EXERCISE MATERIAL –

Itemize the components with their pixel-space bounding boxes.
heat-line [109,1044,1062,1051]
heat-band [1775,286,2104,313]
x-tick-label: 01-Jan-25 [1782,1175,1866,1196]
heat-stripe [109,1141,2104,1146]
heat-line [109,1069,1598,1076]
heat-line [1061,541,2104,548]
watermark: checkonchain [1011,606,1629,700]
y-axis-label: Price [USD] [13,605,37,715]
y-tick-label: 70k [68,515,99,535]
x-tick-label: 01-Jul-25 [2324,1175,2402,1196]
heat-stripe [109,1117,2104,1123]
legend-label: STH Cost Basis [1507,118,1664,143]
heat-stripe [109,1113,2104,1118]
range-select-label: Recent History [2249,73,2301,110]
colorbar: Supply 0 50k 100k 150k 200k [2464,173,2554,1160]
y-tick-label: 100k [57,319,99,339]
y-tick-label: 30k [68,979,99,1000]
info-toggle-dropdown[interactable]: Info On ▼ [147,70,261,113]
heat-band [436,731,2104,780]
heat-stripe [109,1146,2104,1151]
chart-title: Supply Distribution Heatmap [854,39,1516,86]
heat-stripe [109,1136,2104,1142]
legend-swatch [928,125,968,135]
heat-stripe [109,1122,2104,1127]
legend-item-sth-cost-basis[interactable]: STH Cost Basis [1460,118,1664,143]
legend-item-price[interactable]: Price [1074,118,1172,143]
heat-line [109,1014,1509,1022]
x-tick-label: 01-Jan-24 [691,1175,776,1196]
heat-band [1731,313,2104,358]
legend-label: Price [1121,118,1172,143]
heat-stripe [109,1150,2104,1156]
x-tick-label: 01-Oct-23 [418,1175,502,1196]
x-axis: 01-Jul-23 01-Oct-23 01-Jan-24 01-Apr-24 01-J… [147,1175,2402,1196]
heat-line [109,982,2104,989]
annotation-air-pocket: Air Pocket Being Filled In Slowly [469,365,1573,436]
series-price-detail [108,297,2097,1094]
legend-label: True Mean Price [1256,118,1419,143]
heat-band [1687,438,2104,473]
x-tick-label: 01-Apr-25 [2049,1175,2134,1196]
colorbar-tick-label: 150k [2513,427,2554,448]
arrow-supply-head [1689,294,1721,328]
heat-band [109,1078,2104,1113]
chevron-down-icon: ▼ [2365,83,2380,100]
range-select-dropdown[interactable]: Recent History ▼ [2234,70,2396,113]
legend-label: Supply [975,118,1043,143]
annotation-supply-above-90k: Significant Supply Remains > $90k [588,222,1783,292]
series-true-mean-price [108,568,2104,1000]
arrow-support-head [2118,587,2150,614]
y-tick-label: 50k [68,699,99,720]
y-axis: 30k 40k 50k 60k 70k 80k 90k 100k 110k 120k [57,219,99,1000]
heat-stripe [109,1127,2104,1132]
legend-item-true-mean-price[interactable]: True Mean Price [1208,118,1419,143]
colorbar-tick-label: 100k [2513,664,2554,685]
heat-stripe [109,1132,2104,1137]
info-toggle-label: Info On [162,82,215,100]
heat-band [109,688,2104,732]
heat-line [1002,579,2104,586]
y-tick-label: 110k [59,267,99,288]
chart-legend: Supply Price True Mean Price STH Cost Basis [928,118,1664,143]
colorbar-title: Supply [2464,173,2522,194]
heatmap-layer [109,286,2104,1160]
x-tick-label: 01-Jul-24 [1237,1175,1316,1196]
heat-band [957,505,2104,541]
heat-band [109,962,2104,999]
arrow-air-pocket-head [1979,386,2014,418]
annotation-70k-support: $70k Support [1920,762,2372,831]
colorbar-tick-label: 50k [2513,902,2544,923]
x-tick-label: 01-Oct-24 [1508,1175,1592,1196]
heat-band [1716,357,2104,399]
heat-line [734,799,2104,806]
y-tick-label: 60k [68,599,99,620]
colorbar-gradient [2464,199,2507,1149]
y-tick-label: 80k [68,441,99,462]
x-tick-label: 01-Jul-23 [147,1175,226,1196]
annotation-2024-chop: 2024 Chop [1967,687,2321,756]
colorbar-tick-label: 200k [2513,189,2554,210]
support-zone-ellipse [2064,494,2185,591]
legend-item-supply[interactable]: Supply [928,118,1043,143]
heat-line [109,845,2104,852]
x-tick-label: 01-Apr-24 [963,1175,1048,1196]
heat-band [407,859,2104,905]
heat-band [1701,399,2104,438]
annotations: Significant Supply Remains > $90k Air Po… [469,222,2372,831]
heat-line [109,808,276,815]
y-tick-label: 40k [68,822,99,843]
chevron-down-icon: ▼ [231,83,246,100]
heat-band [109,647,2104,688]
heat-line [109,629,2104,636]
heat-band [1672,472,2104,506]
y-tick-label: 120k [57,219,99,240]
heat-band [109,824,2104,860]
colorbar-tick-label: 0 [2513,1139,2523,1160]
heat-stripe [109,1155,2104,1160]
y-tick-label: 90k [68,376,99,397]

WHAT THIS TASK INVOLVES – Can you quote the listing above line for line, without changing anything?

COMPLETE OUTPUT –
Itemize the components with their pixel-space bounding boxes.
heat-line [109,1044,1062,1051]
heat-band [1775,286,2104,313]
x-tick-label: 01-Jan-25 [1782,1175,1866,1196]
heat-stripe [109,1141,2104,1146]
heat-line [109,1069,1598,1076]
heat-line [1061,541,2104,548]
watermark: checkonchain [1011,606,1629,700]
y-axis-label: Price [USD] [13,605,37,715]
y-tick-label: 70k [68,515,99,535]
x-tick-label: 01-Jul-25 [2324,1175,2402,1196]
heat-stripe [109,1117,2104,1123]
legend-label: STH Cost Basis [1507,118,1664,143]
heat-stripe [109,1113,2104,1118]
range-select-label: Recent History [2249,73,2301,110]
colorbar: Supply 0 50k 100k 150k 200k [2464,173,2554,1160]
y-tick-label: 100k [57,319,99,339]
y-tick-label: 30k [68,979,99,1000]
info-toggle-dropdown[interactable]: Info On ▼ [147,70,261,113]
heat-band [436,731,2104,780]
heat-stripe [109,1146,2104,1151]
chart-title: Supply Distribution Heatmap [854,39,1516,86]
heat-stripe [109,1136,2104,1142]
legend-swatch [928,125,968,135]
heat-stripe [109,1122,2104,1127]
legend-item-sth-cost-basis[interactable]: STH Cost Basis [1460,118,1664,143]
legend-item-price[interactable]: Price [1074,118,1172,143]
heat-line [109,1014,1509,1022]
x-tick-label: 01-Jan-24 [691,1175,776,1196]
heat-band [1731,313,2104,358]
legend-label: Price [1121,118,1172,143]
heat-stripe [109,1150,2104,1156]
x-tick-label: 01-Oct-23 [418,1175,502,1196]
x-axis: 01-Jul-23 01-Oct-23 01-Jan-24 01-Apr-24 01-J… [147,1175,2402,1196]
heat-line [109,982,2104,989]
annotation-air-pocket: Air Pocket Being Filled In Slowly [469,365,1573,436]
series-price-detail [108,297,2097,1094]
legend-label: True Mean Price [1256,118,1419,143]
heat-band [1687,438,2104,473]
x-tick-label: 01-Apr-25 [2049,1175,2134,1196]
colorbar-tick-label: 150k [2513,427,2554,448]
arrow-supply-head [1689,294,1721,328]
heat-band [109,1078,2104,1113]
chevron-down-icon: ▼ [2365,83,2380,100]
range-select-dropdown[interactable]: Recent History ▼ [2234,70,2396,113]
legend-label: Supply [975,118,1043,143]
annotation-supply-above-90k: Significant Supply Remains > $90k [588,222,1783,292]
series-true-mean-price [108,568,2104,1000]
arrow-support-head [2118,587,2150,614]
y-tick-label: 50k [68,699,99,720]
y-axis: 30k 40k 50k 60k 70k 80k 90k 100k 110k 120k [57,219,99,1000]
heat-stripe [109,1127,2104,1132]
legend-item-true-mean-price[interactable]: True Mean Price [1208,118,1419,143]
colorbar-tick-label: 100k [2513,664,2554,685]
heat-stripe [109,1132,2104,1137]
info-toggle-label: Info On [162,82,215,100]
heat-band [109,688,2104,732]
heat-line [1002,579,2104,586]
y-tick-label: 110k [59,267,99,288]
chart-legend: Supply Price True Mean Price STH Cost Basis [928,118,1664,143]
colorbar-title: Supply [2464,173,2522,194]
heatmap-layer [109,286,2104,1160]
x-tick-label: 01-Jul-24 [1237,1175,1316,1196]
heat-band [957,505,2104,541]
heat-band [109,962,2104,999]
arrow-air-pocket-head [1979,386,2014,418]
annotation-70k-support: $70k Support [1920,762,2372,831]
colorbar-tick-label: 50k [2513,902,2544,923]
x-tick-label: 01-Oct-24 [1508,1175,1592,1196]
heat-band [1716,357,2104,399]
heat-line [734,799,2104,806]
y-tick-label: 60k [68,599,99,620]
colorbar-gradient [2464,199,2507,1149]
y-tick-label: 80k [68,441,99,462]
x-tick-label: 01-Jul-23 [147,1175,226,1196]
annotation-2024-chop: 2024 Chop [1967,687,2321,756]
colorbar-tick-label: 200k [2513,189,2554,210]
support-zone-ellipse [2064,494,2185,591]
legend-item-supply[interactable]: Supply [928,118,1043,143]
heat-line [109,845,2104,852]
x-tick-label: 01-Apr-24 [963,1175,1048,1196]
heat-band [407,859,2104,905]
heat-band [1701,399,2104,438]
annotations: Significant Supply Remains > $90k Air Po… [469,222,2372,831]
heat-line [109,808,276,815]
y-tick-label: 40k [68,822,99,843]
chevron-down-icon: ▼ [231,83,246,100]
heat-band [109,647,2104,688]
heat-line [109,629,2104,636]
heat-band [1672,472,2104,506]
y-tick-label: 120k [57,219,99,240]
heat-band [109,824,2104,860]
colorbar-tick-label: 0 [2513,1139,2523,1160]
heat-stripe [109,1155,2104,1160]
y-tick-label: 90k [68,376,99,397]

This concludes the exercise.